- ACTIVITY: From the entries that follow, gather each line holding the word "meso".

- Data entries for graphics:
-------------------------

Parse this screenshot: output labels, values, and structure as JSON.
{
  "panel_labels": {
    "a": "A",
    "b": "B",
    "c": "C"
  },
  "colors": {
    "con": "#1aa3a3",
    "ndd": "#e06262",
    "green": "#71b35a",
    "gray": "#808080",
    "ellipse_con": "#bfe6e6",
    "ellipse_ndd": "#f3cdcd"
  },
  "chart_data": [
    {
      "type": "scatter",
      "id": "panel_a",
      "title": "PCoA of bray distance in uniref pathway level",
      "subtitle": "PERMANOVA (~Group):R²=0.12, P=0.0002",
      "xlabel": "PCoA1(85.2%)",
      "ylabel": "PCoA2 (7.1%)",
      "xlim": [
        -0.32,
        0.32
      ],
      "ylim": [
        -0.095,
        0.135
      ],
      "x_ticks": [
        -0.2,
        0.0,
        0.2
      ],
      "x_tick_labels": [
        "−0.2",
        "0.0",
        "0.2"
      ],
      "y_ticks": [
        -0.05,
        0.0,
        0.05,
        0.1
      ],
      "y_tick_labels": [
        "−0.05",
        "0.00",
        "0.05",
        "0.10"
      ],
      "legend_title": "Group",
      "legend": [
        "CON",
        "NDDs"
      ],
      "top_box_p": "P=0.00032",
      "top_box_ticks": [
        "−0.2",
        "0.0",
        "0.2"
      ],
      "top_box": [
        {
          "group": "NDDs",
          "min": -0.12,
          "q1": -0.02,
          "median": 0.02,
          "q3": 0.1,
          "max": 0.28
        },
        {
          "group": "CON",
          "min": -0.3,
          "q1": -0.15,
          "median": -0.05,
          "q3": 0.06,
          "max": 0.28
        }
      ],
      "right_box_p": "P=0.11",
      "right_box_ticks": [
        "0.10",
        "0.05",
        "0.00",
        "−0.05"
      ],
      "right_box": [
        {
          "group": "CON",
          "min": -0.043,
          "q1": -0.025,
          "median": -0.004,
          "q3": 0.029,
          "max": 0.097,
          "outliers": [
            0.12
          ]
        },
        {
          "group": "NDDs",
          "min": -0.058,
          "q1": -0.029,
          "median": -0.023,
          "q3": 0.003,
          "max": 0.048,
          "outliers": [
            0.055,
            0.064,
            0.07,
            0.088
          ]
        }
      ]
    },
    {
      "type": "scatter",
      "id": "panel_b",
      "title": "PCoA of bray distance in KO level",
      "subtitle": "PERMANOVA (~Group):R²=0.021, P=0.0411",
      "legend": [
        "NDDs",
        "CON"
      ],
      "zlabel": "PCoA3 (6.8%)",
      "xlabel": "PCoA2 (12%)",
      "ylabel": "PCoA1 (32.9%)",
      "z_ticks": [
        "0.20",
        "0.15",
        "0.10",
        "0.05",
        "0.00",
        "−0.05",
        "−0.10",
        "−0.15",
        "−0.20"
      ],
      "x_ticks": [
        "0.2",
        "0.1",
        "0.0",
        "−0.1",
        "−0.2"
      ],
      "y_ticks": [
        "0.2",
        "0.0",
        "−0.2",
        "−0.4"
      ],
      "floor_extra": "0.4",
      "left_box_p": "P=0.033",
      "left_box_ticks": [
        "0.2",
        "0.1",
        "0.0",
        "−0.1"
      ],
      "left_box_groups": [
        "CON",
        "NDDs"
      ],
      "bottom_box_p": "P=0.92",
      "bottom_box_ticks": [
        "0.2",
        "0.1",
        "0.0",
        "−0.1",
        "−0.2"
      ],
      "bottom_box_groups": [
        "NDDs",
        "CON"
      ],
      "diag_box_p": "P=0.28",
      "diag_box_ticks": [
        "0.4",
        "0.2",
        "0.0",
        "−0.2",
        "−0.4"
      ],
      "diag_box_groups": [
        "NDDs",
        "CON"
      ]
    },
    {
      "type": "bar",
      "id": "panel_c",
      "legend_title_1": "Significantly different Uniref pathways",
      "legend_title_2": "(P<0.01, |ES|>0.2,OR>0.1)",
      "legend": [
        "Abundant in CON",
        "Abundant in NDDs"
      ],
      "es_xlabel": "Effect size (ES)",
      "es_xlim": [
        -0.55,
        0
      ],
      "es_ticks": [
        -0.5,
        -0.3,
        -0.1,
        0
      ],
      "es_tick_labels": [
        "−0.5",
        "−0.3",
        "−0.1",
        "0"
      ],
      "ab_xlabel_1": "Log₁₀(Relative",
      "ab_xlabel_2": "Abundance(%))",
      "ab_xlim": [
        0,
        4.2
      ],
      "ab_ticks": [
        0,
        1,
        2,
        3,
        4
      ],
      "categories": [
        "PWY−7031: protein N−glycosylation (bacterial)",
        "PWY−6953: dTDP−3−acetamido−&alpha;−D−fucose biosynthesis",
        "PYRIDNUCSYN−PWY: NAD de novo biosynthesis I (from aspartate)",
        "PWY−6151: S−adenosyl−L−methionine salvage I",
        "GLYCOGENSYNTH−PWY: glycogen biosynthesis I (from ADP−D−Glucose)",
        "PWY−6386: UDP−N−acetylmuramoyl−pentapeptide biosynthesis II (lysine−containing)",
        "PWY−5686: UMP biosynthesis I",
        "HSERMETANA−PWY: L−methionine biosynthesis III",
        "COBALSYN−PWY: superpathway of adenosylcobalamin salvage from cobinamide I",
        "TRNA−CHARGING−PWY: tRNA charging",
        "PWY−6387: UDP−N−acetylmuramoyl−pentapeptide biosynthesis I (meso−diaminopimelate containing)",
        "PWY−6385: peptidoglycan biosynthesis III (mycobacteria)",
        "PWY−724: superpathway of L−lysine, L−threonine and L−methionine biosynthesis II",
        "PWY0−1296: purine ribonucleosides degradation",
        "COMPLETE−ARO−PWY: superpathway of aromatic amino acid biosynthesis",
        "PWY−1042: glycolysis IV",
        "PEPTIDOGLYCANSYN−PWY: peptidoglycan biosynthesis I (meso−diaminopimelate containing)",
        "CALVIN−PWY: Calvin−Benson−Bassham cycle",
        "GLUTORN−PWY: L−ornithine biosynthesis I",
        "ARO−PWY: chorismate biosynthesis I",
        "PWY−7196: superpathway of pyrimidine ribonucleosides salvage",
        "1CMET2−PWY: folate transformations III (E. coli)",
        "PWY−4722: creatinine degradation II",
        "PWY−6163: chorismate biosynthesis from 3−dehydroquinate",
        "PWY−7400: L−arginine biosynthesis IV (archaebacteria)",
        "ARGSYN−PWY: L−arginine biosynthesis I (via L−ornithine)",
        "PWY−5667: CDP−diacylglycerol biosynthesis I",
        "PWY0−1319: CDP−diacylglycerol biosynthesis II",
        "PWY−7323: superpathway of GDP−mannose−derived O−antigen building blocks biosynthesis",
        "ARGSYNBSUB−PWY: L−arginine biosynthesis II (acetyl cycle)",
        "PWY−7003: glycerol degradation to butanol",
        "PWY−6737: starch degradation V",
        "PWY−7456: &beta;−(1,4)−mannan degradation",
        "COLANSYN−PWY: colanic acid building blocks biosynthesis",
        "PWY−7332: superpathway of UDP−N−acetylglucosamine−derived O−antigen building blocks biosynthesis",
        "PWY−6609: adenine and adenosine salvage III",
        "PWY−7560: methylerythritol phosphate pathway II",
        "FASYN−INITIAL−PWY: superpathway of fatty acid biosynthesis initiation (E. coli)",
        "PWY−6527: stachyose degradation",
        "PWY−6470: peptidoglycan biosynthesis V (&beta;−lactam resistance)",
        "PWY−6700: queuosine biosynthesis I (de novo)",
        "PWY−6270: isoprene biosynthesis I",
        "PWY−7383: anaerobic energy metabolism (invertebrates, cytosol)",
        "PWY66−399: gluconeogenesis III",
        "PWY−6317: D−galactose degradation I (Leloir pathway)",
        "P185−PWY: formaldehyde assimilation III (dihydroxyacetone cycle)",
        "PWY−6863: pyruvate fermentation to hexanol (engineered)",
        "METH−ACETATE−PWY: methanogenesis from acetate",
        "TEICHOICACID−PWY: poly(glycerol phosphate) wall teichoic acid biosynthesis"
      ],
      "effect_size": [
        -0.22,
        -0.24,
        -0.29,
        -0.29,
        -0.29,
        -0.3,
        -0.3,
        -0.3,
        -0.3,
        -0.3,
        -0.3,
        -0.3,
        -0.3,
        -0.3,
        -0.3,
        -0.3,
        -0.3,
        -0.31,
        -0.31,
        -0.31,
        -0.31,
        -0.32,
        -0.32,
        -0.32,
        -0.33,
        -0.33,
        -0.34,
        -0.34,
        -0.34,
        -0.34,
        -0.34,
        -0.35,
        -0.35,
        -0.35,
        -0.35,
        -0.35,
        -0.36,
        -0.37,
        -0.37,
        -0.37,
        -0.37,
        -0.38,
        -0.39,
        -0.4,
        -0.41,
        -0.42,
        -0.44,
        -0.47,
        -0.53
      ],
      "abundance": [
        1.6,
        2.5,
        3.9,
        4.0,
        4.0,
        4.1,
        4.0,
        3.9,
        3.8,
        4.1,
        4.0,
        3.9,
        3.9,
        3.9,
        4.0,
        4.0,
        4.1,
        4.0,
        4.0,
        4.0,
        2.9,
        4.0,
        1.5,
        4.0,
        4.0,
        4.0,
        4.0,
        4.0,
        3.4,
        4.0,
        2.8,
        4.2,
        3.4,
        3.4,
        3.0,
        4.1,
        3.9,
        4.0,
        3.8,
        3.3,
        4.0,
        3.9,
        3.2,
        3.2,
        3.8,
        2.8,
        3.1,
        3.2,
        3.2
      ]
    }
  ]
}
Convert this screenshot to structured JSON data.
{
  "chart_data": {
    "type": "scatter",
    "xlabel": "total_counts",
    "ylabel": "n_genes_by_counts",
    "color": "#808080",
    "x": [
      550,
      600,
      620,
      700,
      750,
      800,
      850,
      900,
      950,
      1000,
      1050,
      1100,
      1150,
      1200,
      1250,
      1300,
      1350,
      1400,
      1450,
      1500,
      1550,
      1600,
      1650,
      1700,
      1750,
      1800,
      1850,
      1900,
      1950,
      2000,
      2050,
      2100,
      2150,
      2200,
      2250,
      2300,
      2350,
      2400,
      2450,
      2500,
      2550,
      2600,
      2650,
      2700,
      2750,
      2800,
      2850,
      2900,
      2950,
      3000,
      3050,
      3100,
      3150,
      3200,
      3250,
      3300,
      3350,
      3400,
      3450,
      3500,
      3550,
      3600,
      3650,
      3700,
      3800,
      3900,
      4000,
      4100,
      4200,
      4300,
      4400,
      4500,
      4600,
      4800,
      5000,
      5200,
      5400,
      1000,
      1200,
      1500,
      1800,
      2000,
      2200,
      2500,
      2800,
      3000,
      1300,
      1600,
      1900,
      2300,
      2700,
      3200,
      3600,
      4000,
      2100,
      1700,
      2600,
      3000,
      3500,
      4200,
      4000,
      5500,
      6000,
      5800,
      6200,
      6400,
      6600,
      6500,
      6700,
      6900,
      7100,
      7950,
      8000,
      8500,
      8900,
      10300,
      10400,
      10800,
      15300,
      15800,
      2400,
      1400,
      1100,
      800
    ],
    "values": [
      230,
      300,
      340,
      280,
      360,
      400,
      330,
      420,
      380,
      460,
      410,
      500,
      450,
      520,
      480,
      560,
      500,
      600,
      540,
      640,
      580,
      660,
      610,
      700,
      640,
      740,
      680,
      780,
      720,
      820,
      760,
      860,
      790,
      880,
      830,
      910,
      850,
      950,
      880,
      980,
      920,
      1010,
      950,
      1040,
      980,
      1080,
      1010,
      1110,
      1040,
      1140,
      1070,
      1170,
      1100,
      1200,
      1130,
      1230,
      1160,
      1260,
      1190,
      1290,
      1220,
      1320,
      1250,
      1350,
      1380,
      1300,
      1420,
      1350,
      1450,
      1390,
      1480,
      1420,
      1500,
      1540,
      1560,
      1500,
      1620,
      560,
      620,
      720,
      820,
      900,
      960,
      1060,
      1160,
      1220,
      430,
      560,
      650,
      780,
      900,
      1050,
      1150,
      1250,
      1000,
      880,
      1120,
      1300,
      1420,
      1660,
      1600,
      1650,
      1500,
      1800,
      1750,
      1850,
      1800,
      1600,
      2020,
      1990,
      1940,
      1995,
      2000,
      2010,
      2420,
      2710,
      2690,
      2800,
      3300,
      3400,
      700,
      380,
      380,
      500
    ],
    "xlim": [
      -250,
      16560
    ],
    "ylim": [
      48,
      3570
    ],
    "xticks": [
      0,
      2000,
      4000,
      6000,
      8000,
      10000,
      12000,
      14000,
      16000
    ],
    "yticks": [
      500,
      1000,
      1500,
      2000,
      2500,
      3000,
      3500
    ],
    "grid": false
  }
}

-------------------------

- ANSWER TO THIS PROBLEM:
        "PWY−6387: UDP−N−acetylmuramoyl−pentapeptide biosynthesis I (meso−diaminopimelate containing)",
        "PEPTIDOGLYCANSYN−PWY: peptidoglycan biosynthesis I (meso−diaminopimelate containing)",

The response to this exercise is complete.